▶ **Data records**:
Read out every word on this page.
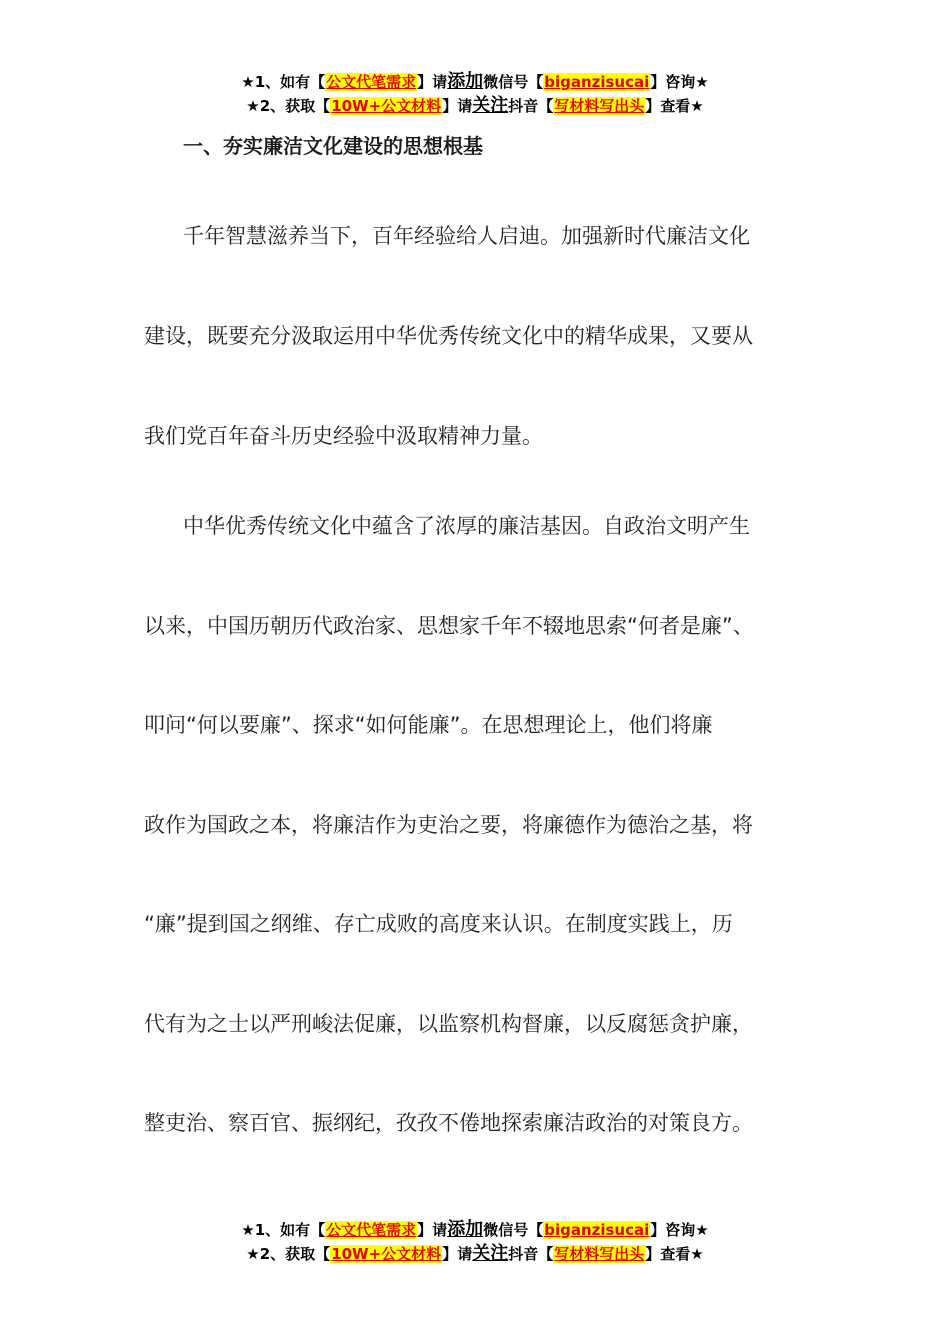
★1、如有【公文代笔需求】请添加微信号【biganzisucai】咨询★
★2、获取【10W+公文材料】请关注抖音【写材料写出头】查看★
一、夯实廉洁文化建设的思想根基
千年智慧滋养当下，百年经验给人启迪。加强新时代廉洁文化
建设，既要充分汲取运用中华优秀传统文化中的精华成果，又要从
我们党百年奋斗历史经验中汲取精神力量。
中华优秀传统文化中蕴含了浓厚的廉洁基因。自政治文明产生
以来，中国历朝历代政治家、思想家千年不辍地思索“何者是廉”、
叩问“何以要廉”、探求“如何能廉”。在思想理论上，他们将廉
政作为国政之本，将廉洁作为吏治之要，将廉德作为德治之基，将
“廉”提到国之纲维、存亡成败的高度来认识。在制度实践上，历
代有为之士以严刑峻法促廉，以监察机构督廉，以反腐惩贪护廉，
整吏治、察百官、振纲纪，孜孜不倦地探索廉洁政治的对策良方。
★1、如有【公文代笔需求】请添加微信号【biganzisucai】咨询★
★2、获取【10W+公文材料】请关注抖音【写材料写出头】查看★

▶ **What to do**: Above are records to transcribe exactly; leave their pictures out.

▶ **Expected answer**:
Read out every word on this page.
★1、如有【公文代笔需求】请添加微信号【biganzisucai】咨询★
★2、获取【10W+公文材料】请关注抖音【写材料写出头】查看★
一、夯实廉洁文化建设的思想根基
千年智慧滋养当下，百年经验给人启迪。加强新时代廉洁文化
建设，既要充分汲取运用中华优秀传统文化中的精华成果，又要从
我们党百年奋斗历史经验中汲取精神力量。
中华优秀传统文化中蕴含了浓厚的廉洁基因。自政治文明产生
以来，中国历朝历代政治家、思想家千年不辍地思索“何者是廉”、
叩问“何以要廉”、探求“如何能廉”。在思想理论上，他们将廉
政作为国政之本，将廉洁作为吏治之要，将廉德作为德治之基，将
“廉”提到国之纲维、存亡成败的高度来认识。在制度实践上，历
代有为之士以严刑峻法促廉，以监察机构督廉，以反腐惩贪护廉，
整吏治、察百官、振纲纪，孜孜不倦地探索廉洁政治的对策良方。
★1、如有【公文代笔需求】请添加微信号【biganzisucai】咨询★
★2、获取【10W+公文材料】请关注抖音【写材料写出头】查看★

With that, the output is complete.